The exercise.
Copy every line from the records below that holds the word "Medica".
Materials provided start
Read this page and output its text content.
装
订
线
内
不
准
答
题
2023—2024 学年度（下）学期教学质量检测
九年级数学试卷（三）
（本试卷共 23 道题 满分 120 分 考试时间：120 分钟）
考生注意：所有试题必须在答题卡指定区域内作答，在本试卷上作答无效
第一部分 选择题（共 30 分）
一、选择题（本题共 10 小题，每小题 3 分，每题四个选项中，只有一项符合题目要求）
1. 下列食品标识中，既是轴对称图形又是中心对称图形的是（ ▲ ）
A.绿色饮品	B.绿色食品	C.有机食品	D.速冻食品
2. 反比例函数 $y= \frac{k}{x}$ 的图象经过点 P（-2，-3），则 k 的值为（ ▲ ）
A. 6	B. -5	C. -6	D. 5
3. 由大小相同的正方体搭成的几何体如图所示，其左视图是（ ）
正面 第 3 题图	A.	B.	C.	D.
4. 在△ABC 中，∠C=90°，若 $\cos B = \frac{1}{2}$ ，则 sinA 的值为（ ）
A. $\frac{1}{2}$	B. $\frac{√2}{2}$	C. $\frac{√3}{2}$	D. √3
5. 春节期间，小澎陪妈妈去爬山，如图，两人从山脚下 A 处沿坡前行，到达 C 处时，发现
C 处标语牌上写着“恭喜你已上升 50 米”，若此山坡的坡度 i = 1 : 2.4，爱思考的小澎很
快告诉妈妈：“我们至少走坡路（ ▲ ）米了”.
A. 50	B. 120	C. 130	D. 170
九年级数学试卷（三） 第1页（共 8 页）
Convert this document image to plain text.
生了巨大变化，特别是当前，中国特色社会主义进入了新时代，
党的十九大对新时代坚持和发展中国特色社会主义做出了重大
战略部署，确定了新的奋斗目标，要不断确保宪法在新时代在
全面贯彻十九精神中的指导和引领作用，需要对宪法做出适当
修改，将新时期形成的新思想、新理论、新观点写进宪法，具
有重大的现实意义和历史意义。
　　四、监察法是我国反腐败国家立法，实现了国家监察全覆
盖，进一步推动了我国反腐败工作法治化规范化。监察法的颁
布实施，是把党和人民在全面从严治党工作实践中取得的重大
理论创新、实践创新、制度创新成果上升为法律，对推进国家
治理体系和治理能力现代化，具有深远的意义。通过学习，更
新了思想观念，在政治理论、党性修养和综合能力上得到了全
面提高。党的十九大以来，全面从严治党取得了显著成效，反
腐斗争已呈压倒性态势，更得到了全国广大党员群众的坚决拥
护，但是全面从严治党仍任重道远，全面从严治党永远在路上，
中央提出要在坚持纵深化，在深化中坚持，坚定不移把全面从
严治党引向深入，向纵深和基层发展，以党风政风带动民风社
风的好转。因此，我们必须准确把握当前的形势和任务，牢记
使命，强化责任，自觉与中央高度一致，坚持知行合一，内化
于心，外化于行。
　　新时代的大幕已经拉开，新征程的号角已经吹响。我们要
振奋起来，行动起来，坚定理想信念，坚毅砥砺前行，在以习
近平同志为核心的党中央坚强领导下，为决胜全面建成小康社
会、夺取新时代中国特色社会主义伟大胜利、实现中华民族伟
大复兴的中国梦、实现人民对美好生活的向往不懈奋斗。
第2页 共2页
Materials provided end
Materials provided start
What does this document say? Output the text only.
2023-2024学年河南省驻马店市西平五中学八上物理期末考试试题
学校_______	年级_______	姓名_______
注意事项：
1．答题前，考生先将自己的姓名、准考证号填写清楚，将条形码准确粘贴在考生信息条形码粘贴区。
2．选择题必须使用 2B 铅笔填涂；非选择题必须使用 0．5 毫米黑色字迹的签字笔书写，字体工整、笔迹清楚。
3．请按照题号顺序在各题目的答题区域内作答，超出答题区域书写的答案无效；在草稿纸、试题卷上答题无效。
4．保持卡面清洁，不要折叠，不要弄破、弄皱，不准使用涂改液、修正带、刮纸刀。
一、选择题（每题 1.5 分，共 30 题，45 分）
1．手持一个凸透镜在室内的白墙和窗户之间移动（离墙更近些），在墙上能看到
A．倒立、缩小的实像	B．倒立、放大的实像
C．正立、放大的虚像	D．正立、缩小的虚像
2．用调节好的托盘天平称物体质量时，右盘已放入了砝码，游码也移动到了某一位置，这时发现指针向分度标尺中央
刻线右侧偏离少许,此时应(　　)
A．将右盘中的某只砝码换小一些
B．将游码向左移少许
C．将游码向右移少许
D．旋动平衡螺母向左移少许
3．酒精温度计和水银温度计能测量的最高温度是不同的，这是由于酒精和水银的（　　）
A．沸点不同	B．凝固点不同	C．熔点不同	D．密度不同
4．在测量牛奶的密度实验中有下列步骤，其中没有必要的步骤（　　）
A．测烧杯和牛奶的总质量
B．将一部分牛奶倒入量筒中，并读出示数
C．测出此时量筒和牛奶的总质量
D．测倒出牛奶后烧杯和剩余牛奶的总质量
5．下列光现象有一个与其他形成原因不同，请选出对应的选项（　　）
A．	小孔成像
Materials provided end
Materials provided start
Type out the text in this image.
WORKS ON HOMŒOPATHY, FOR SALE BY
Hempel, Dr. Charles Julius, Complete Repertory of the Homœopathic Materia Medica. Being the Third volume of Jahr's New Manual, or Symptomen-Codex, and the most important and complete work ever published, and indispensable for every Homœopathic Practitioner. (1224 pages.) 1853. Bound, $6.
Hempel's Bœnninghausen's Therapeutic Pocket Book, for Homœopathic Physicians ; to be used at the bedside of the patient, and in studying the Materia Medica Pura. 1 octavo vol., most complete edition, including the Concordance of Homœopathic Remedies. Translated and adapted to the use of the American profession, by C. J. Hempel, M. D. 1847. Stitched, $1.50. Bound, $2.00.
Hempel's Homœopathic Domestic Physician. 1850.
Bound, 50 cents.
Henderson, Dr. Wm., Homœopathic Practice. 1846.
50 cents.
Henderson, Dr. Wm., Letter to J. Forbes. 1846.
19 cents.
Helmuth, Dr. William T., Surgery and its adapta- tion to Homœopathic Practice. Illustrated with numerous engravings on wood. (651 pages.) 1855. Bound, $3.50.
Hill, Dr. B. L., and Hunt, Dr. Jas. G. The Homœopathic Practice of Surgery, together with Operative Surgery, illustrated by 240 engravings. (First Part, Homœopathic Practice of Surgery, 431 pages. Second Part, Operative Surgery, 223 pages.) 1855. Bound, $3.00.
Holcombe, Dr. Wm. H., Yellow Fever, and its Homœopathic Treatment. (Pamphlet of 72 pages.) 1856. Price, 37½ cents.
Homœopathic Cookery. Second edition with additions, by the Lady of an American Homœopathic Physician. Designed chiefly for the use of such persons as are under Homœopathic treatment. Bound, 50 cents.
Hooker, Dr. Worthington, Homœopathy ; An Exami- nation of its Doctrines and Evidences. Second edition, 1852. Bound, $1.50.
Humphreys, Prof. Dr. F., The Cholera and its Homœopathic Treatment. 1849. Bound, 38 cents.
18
Materials provided end
Answer to this problem.
Hempel, Dr. Charles Julius, Complete Repertory of the Homœopathic Materia Medica. Being the Third volume of Jahr's New Manual, or Symptomen-Codex, and the most important and complete work ever published, and indispensable for every Homœopathic Practitioner. (1224 pages.) 1853. Bound, $6.
Hempel's Bœnninghausen's Therapeutic Pocket Book, for Homœopathic Physicians ; to be used at the bedside of the patient, and in studying the Materia Medica Pura. 1 octavo vol., most complete edition, including the Concordance of Homœopathic Remedies. Translated and adapted to the use of the American profession, by C. J. Hempel, M. D. 1847. Stitched, $1.50. Bound, $2.00.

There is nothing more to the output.